# [What you have to do]
Return the listing word for word, as given.

# [Data shown]
------
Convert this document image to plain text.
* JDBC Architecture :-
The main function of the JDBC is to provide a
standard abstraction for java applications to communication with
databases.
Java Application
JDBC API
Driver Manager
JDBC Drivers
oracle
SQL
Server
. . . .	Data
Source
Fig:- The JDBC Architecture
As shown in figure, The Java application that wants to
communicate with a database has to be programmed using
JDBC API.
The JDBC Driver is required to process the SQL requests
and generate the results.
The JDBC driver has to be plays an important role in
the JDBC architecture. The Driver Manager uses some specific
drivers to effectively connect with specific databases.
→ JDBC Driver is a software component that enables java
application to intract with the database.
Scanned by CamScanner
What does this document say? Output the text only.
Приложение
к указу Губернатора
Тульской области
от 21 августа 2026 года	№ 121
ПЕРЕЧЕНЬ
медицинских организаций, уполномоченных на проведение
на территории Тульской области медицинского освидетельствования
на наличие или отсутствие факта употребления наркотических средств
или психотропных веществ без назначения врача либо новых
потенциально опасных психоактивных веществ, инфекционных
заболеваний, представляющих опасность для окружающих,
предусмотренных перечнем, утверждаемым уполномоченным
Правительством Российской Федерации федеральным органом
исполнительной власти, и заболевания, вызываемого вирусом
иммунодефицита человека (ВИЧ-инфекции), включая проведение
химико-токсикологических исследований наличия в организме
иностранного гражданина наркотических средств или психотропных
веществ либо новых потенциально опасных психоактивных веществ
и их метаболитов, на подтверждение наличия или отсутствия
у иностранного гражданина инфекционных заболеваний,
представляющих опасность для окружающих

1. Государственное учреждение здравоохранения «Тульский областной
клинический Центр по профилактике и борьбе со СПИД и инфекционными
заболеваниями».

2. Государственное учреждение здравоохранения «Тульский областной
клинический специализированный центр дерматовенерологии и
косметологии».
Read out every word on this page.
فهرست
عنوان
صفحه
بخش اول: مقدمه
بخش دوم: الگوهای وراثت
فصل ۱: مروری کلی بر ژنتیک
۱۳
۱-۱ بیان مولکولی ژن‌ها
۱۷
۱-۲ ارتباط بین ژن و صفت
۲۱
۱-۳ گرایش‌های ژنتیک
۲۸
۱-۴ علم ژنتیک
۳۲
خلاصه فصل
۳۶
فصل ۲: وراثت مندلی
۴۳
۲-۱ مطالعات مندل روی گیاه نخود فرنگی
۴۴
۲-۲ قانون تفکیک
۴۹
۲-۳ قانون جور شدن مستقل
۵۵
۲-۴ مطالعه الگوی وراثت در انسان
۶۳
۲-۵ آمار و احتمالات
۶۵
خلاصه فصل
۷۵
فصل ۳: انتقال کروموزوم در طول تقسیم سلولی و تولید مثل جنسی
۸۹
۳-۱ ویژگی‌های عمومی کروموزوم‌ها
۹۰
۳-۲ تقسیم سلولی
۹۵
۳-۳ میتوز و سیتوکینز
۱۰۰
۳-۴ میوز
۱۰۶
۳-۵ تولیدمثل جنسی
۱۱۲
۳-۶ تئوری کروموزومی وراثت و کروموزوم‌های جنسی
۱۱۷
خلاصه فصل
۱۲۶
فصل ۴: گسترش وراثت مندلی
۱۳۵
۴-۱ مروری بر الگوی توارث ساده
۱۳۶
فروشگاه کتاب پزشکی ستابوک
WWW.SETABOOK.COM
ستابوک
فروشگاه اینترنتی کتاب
------
# [Output of the exercise]
Convert this document image to plain text.
* JDBC Architecture :-
The main function of the JDBC is to provide a
standard abstraction for java applications to communication with
databases.
Java Application
JDBC API
Driver Manager
JDBC Drivers
oracle
SQL
Server
. . . .	Data
Source
Fig:- The JDBC Architecture
As shown in figure, The Java application that wants to
communicate with a database has to be programmed using
JDBC API.
The JDBC Driver is required to process the SQL requests
and generate the results.
The JDBC driver has to be plays an important role in
the JDBC architecture. The Driver Manager uses some specific
drivers to effectively connect with specific databases.
→ JDBC Driver is a software component that enables java
application to intract with the database.
Scanned by CamScanner
What does this document say? Output the text only.
Приложение
к указу Губернатора
Тульской области
от 21 августа 2026 года	№ 121
ПЕРЕЧЕНЬ
медицинских организаций, уполномоченных на проведение
на территории Тульской области медицинского освидетельствования
на наличие или отсутствие факта употребления наркотических средств
или психотропных веществ без назначения врача либо новых
потенциально опасных психоактивных веществ, инфекционных
заболеваний, представляющих опасность для окружающих,
предусмотренных перечнем, утверждаемым уполномоченным
Правительством Российской Федерации федеральным органом
исполнительной власти, и заболевания, вызываемого вирусом
иммунодефицита человека (ВИЧ-инфекции), включая проведение
химико-токсикологических исследований наличия в организме
иностранного гражданина наркотических средств или психотропных
веществ либо новых потенциально опасных психоактивных веществ
и их метаболитов, на подтверждение наличия или отсутствия
у иностранного гражданина инфекционных заболеваний,
представляющих опасность для окружающих

1. Государственное учреждение здравоохранения «Тульский областной
клинический Центр по профилактике и борьбе со СПИД и инфекционными
заболеваниями».

2. Государственное учреждение здравоохранения «Тульский областной
клинический специализированный центр дерматовенерологии и
косметологии».
Read out every word on this page.
فهرست
عنوان
صفحه
بخش اول: مقدمه
بخش دوم: الگوهای وراثت
فصل ۱: مروری کلی بر ژنتیک
۱۳
۱-۱ بیان مولکولی ژن‌ها
۱۷
۱-۲ ارتباط بین ژن و صفت
۲۱
۱-۳ گرایش‌های ژنتیک
۲۸
۱-۴ علم ژنتیک
۳۲
خلاصه فصل
۳۶
فصل ۲: وراثت مندلی
۴۳
۲-۱ مطالعات مندل روی گیاه نخود فرنگی
۴۴
۲-۲ قانون تفکیک
۴۹
۲-۳ قانون جور شدن مستقل
۵۵
۲-۴ مطالعه الگوی وراثت در انسان
۶۳
۲-۵ آمار و احتمالات
۶۵
خلاصه فصل
۷۵
فصل ۳: انتقال کروموزوم در طول تقسیم سلولی و تولید مثل جنسی
۸۹
۳-۱ ویژگی‌های عمومی کروموزوم‌ها
۹۰
۳-۲ تقسیم سلولی
۹۵
۳-۳ میتوز و سیتوکینز
۱۰۰
۳-۴ میوز
۱۰۶
۳-۵ تولیدمثل جنسی
۱۱۲
۳-۶ تئوری کروموزومی وراثت و کروموزوم‌های جنسی
۱۱۷
خلاصه فصل
۱۲۶
فصل ۴: گسترش وراثت مندلی
۱۳۵
۴-۱ مروری بر الگوی توارث ساده
۱۳۶
فروشگاه کتاب پزشکی ستابوک
WWW.SETABOOK.COM
ستابوک
فروشگاه اینترنتی کتاب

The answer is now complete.